Dataset rows:
_____
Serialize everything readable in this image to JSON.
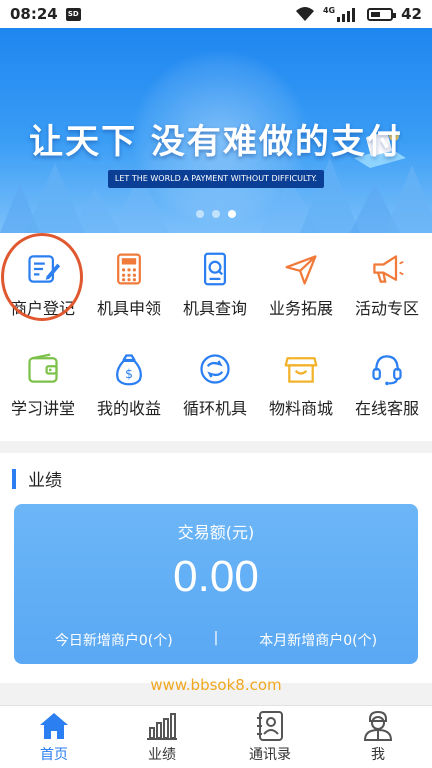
{
  "status_bar": {
    "time": "08:24",
    "sd_label": "SD",
    "network": "4G",
    "battery": "42"
  },
  "banner": {
    "title": "让天下 没有难做的支付",
    "subtitle": "LET THE WORLD A PAYMENT WITHOUT DIFFICULTY.",
    "slides": 3,
    "active_slide": 3
  },
  "menu": {
    "items": [
      {
        "label": "商户登记",
        "icon": "edit-form-icon"
      },
      {
        "label": "机具申领",
        "icon": "calculator-icon"
      },
      {
        "label": "机具查询",
        "icon": "pos-search-icon"
      },
      {
        "label": "业务拓展",
        "icon": "paper-plane-icon"
      },
      {
        "label": "活动专区",
        "icon": "megaphone-icon"
      },
      {
        "label": "学习讲堂",
        "icon": "wallet-icon"
      },
      {
        "label": "我的收益",
        "icon": "money-bag-icon"
      },
      {
        "label": "循环机具",
        "icon": "cycle-icon"
      },
      {
        "label": "物料商城",
        "icon": "shop-icon"
      },
      {
        "label": "在线客服",
        "icon": "headset-icon"
      }
    ]
  },
  "performance": {
    "title": "业绩",
    "amount_label": "交易额(元)",
    "amount_value": "0.00",
    "today_new": "今日新增商户0(个)",
    "separator": "|",
    "month_new": "本月新增商户0(个)"
  },
  "watermark": "www.bbsok8.com",
  "bottom_nav": {
    "items": [
      {
        "label": "首页",
        "icon": "home-icon",
        "active": true
      },
      {
        "label": "业绩",
        "icon": "bar-chart-icon",
        "active": false
      },
      {
        "label": "通讯录",
        "icon": "contacts-icon",
        "active": false
      },
      {
        "label": "我",
        "icon": "user-icon",
        "active": false
      }
    ]
  },
  "colors": {
    "accent": "#2b7ff0",
    "banner_top": "#1e86f0",
    "card": "#5aa8f4",
    "highlight_ring": "#e0582f",
    "watermark": "#f0a820"
  }
}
_____
• [Objective]
All records should be output exactly, with the pictures left out.

• [Written reply]
Serialize everything readable in this image to JSON.
{
  "status_bar": {
    "time": "08:24",
    "sd_label": "SD",
    "network": "4G",
    "battery": "42"
  },
  "banner": {
    "title": "让天下 没有难做的支付",
    "subtitle": "LET THE WORLD A PAYMENT WITHOUT DIFFICULTY.",
    "slides": 3,
    "active_slide": 3
  },
  "menu": {
    "items": [
      {
        "label": "商户登记",
        "icon": "edit-form-icon"
      },
      {
        "label": "机具申领",
        "icon": "calculator-icon"
      },
      {
        "label": "机具查询",
        "icon": "pos-search-icon"
      },
      {
        "label": "业务拓展",
        "icon": "paper-plane-icon"
      },
      {
        "label": "活动专区",
        "icon": "megaphone-icon"
      },
      {
        "label": "学习讲堂",
        "icon": "wallet-icon"
      },
      {
        "label": "我的收益",
        "icon": "money-bag-icon"
      },
      {
        "label": "循环机具",
        "icon": "cycle-icon"
      },
      {
        "label": "物料商城",
        "icon": "shop-icon"
      },
      {
        "label": "在线客服",
        "icon": "headset-icon"
      }
    ]
  },
  "performance": {
    "title": "业绩",
    "amount_label": "交易额(元)",
    "amount_value": "0.00",
    "today_new": "今日新增商户0(个)",
    "separator": "|",
    "month_new": "本月新增商户0(个)"
  },
  "watermark": "www.bbsok8.com",
  "bottom_nav": {
    "items": [
      {
        "label": "首页",
        "icon": "home-icon",
        "active": true
      },
      {
        "label": "业绩",
        "icon": "bar-chart-icon",
        "active": false
      },
      {
        "label": "通讯录",
        "icon": "contacts-icon",
        "active": false
      },
      {
        "label": "我",
        "icon": "user-icon",
        "active": false
      }
    ]
  },
  "colors": {
    "accent": "#2b7ff0",
    "banner_top": "#1e86f0",
    "card": "#5aa8f4",
    "highlight_ring": "#e0582f",
    "watermark": "#f0a820"
  }
}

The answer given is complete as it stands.